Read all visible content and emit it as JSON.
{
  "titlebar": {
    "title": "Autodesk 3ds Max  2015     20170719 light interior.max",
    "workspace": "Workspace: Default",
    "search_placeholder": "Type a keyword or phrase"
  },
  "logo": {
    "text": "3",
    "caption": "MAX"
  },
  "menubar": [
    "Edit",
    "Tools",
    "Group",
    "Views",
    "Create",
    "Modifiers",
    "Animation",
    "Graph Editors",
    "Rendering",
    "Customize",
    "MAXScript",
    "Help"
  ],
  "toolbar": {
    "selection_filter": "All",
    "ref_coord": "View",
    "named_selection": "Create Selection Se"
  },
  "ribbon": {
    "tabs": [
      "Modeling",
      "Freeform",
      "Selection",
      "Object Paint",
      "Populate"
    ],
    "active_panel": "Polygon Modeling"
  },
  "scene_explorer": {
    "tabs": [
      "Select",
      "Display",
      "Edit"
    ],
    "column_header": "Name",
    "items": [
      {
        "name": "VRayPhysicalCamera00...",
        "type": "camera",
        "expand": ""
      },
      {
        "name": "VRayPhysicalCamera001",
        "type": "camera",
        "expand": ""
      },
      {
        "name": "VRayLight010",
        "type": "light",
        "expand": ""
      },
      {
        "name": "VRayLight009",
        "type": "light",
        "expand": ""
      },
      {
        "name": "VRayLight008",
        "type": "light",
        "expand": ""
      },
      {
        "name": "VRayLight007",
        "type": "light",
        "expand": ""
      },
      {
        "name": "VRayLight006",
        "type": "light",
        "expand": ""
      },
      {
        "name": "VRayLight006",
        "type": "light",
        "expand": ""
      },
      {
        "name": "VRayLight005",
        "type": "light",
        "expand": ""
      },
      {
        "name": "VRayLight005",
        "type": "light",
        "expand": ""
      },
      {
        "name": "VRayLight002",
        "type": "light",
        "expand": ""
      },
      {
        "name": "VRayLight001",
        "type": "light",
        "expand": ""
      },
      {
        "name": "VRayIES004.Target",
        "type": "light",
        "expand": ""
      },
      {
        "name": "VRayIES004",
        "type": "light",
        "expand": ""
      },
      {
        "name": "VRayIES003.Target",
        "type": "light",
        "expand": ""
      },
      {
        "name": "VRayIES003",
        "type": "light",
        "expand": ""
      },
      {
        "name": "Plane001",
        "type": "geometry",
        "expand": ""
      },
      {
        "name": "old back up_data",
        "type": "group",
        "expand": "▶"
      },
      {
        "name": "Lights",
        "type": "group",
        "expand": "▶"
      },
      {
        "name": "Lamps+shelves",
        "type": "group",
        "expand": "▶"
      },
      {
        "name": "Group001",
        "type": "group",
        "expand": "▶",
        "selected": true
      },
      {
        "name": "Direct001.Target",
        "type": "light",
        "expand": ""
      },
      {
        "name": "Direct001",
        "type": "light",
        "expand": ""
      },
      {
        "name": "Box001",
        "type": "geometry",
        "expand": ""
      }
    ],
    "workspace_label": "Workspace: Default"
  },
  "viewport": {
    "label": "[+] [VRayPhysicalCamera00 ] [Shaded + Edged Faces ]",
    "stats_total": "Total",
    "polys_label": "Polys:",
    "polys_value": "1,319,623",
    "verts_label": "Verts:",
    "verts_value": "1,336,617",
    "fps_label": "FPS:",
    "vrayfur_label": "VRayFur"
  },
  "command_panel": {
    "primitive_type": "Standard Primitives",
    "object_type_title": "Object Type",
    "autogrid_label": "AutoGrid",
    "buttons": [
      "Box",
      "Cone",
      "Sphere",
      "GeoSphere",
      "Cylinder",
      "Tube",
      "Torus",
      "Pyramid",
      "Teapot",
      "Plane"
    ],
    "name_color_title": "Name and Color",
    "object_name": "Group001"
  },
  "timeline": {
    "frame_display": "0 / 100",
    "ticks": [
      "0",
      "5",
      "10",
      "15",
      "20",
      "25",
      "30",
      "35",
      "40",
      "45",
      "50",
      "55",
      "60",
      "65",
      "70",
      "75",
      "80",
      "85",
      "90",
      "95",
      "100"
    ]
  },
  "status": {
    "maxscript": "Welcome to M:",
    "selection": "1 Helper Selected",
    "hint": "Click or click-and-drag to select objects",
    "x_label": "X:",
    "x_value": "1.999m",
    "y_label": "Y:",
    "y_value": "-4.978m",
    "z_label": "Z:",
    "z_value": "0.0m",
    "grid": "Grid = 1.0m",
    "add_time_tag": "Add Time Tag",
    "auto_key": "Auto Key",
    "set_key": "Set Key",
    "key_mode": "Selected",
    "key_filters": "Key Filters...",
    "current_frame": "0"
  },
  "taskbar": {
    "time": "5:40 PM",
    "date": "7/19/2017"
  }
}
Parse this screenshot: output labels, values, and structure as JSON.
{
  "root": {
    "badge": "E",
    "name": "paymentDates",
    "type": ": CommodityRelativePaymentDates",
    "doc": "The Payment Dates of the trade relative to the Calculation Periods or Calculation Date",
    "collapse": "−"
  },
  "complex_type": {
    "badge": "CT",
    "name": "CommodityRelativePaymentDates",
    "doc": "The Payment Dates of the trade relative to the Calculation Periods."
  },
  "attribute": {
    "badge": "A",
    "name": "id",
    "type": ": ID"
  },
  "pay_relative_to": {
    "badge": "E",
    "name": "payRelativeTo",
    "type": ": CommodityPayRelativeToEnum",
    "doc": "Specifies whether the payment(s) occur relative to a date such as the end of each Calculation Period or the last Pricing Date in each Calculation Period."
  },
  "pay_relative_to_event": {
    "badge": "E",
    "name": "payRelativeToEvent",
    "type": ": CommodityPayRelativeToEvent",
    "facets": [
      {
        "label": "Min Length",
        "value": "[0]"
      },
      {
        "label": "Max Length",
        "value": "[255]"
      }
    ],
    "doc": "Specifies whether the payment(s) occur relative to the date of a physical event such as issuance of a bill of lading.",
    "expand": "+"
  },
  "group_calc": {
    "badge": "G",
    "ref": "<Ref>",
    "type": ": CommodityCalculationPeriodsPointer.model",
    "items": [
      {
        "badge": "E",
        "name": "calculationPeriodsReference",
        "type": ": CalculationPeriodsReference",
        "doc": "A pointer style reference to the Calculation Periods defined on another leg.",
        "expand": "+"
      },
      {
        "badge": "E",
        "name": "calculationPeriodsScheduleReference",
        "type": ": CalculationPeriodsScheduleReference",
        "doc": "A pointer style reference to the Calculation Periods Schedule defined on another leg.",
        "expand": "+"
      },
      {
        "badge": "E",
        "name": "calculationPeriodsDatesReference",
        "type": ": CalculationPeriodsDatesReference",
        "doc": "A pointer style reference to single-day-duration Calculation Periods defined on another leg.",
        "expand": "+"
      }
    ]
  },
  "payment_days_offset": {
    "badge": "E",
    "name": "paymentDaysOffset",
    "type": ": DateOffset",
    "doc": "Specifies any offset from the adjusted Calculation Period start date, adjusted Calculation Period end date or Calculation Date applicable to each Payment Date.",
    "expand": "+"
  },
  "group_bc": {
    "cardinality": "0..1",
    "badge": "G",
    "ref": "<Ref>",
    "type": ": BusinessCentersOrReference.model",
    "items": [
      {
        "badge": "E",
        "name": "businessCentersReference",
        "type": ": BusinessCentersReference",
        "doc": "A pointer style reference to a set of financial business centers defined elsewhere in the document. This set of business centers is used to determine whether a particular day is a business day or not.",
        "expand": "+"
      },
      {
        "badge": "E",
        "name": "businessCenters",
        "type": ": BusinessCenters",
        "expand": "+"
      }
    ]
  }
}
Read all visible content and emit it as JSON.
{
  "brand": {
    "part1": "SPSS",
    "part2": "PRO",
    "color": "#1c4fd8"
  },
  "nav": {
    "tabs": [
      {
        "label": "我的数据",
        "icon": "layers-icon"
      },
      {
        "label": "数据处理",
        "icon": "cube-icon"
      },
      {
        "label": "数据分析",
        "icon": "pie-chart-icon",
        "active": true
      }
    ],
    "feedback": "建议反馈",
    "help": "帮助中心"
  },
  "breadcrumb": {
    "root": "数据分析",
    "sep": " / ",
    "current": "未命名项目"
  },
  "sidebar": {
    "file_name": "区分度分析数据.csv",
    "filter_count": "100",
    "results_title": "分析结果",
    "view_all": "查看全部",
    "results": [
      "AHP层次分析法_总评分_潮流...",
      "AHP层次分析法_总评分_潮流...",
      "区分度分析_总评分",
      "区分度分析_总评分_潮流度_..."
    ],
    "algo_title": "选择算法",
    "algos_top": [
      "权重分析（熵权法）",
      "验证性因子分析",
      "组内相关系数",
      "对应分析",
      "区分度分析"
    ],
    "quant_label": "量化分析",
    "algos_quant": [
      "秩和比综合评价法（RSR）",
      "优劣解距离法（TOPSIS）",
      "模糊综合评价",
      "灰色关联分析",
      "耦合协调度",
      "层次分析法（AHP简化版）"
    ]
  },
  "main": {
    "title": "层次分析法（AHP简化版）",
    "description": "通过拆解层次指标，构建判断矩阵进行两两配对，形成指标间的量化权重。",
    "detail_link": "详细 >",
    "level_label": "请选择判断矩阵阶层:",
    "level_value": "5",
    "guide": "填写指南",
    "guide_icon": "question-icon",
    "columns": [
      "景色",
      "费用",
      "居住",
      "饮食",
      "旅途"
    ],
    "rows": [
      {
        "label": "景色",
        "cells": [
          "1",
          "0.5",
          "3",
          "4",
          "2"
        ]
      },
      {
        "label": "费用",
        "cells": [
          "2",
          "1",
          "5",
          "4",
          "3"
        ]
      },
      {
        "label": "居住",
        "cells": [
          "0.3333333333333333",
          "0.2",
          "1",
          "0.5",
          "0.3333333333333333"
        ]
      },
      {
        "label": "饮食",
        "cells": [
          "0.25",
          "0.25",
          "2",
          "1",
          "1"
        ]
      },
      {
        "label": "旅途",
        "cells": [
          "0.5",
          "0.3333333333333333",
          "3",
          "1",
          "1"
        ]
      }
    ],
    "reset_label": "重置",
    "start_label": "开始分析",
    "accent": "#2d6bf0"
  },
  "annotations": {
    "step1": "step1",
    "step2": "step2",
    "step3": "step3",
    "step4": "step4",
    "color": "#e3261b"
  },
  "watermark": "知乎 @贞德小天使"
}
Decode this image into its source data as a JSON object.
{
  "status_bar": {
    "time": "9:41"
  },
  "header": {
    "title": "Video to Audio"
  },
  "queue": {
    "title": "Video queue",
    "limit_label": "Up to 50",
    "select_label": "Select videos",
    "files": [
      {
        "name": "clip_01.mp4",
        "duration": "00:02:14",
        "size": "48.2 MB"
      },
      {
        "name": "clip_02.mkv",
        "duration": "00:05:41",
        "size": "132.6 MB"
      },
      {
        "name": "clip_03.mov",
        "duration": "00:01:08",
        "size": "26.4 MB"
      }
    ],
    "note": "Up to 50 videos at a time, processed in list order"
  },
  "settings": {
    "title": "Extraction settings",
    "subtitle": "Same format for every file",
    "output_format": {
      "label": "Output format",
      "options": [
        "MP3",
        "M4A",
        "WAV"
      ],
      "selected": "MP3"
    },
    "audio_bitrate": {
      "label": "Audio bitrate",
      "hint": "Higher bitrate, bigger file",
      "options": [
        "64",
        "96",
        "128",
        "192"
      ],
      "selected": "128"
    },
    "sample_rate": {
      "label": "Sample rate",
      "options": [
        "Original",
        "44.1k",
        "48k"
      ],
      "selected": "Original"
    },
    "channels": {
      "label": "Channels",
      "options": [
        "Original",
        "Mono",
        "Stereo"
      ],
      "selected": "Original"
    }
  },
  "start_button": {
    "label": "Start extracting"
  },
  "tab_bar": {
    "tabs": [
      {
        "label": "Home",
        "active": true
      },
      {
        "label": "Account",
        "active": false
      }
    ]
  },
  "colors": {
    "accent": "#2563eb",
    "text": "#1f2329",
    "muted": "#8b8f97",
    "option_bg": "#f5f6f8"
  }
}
- - -
GOAL:
How many of the listing's lines contain "Target"? Respond with a single number and nothing else.

FULL RESPONSE:
3